BEGIN LISTING

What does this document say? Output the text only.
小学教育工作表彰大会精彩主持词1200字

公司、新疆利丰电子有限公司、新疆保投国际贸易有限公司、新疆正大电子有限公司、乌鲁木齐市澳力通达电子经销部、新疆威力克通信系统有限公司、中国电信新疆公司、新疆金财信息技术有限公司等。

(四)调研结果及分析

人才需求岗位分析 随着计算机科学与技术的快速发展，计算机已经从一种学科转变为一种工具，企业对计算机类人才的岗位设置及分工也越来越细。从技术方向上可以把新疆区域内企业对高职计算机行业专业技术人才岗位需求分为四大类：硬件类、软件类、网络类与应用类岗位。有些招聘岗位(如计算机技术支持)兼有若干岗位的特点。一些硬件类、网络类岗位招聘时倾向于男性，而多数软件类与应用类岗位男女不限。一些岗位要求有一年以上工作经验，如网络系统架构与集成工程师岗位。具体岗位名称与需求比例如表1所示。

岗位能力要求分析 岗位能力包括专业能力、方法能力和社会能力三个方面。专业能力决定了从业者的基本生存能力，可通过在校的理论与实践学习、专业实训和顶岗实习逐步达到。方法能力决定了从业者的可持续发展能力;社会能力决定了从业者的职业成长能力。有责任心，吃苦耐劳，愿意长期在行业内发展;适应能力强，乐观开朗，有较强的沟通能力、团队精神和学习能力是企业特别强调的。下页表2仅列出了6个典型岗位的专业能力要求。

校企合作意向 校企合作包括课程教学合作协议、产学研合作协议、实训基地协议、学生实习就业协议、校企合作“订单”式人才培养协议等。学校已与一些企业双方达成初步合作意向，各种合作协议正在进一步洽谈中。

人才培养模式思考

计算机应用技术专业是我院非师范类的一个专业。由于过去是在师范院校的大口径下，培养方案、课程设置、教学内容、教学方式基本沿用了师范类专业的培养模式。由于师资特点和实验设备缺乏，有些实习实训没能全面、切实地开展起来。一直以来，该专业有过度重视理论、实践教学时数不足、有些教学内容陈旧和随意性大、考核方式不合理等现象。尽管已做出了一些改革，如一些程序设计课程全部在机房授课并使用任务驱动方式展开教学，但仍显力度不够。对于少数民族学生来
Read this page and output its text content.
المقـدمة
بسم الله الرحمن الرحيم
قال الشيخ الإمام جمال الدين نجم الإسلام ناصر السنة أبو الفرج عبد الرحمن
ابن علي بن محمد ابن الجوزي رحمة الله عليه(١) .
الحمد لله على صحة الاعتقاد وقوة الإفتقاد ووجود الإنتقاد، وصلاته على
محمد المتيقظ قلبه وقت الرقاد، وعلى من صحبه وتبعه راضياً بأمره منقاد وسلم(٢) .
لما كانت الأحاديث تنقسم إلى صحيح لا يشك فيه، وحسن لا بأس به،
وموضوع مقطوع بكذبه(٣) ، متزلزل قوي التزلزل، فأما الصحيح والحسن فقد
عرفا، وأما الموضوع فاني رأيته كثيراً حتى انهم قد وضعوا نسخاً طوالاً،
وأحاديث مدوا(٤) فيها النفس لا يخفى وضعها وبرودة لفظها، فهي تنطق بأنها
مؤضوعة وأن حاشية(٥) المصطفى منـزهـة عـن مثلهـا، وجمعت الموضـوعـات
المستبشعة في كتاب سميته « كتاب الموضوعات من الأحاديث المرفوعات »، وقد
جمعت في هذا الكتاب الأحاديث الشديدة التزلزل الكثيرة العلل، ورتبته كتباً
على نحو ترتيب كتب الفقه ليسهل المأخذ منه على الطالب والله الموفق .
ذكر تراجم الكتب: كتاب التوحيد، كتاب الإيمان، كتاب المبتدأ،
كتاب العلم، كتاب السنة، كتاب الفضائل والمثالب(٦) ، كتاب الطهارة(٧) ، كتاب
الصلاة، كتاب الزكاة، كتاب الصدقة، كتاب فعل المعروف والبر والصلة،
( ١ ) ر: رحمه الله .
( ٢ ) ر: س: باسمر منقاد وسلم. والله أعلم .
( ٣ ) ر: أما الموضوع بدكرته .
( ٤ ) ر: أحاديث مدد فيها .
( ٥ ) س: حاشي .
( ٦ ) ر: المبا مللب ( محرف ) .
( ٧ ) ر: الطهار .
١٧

END LISTING

TASK REQUIREMENTS:
Filter the entries down to the lines with the word "this" in them.

EXERCISE OUTPUT:
What does this document say? Output the text only.
Read this page and output its text content.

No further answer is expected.